Copy out each line of the data holding "name".

* BEGIN Given records *

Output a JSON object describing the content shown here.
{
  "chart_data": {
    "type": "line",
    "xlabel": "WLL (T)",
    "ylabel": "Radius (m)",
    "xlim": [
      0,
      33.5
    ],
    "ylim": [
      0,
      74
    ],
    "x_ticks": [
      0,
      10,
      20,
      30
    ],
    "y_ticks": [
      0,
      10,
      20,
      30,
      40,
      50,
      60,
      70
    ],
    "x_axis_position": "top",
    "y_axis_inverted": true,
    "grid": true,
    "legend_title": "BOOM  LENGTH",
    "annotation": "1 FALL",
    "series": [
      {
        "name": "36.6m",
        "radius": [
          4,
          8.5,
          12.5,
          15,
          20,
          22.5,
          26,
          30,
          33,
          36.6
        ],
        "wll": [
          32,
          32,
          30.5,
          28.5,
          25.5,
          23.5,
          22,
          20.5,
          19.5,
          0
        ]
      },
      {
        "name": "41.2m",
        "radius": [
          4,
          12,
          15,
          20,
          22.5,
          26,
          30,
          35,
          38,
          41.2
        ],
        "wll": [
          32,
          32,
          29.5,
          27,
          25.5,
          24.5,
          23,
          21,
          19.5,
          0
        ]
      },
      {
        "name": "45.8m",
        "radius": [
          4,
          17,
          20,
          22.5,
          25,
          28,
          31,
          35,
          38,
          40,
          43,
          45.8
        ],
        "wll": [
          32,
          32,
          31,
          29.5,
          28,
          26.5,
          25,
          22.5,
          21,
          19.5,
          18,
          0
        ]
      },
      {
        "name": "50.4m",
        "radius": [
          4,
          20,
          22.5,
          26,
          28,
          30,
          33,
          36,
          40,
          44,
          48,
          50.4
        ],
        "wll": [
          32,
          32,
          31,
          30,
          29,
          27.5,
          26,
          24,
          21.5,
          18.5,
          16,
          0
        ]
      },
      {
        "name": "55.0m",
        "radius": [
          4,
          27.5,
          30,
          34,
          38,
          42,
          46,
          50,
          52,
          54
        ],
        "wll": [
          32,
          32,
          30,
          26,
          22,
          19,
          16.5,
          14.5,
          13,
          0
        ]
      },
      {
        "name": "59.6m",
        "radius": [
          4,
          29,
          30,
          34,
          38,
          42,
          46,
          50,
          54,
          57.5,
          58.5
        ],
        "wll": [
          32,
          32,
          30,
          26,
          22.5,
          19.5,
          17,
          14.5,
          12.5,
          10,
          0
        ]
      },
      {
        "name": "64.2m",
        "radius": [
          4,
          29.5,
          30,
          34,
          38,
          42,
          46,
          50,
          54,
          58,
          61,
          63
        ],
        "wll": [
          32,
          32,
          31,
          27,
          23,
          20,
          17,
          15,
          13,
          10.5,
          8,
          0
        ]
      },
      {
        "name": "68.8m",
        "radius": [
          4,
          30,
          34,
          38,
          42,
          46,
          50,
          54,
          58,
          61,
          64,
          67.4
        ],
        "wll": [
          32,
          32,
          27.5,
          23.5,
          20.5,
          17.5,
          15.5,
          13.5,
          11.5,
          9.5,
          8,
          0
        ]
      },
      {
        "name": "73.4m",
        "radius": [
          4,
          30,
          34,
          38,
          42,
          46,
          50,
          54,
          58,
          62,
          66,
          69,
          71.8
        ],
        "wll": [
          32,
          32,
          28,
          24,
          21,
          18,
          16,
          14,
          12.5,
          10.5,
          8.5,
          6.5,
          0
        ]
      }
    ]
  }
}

* END Given records *

» **Answer in full**:
        "name": "36.6m",
        "name": "41.2m",
        "name": "45.8m",
        "name": "50.4m",
        "name": "55.0m",
        "name": "59.6m",
        "name": "64.2m",
        "name": "68.8m",
        "name": "73.4m",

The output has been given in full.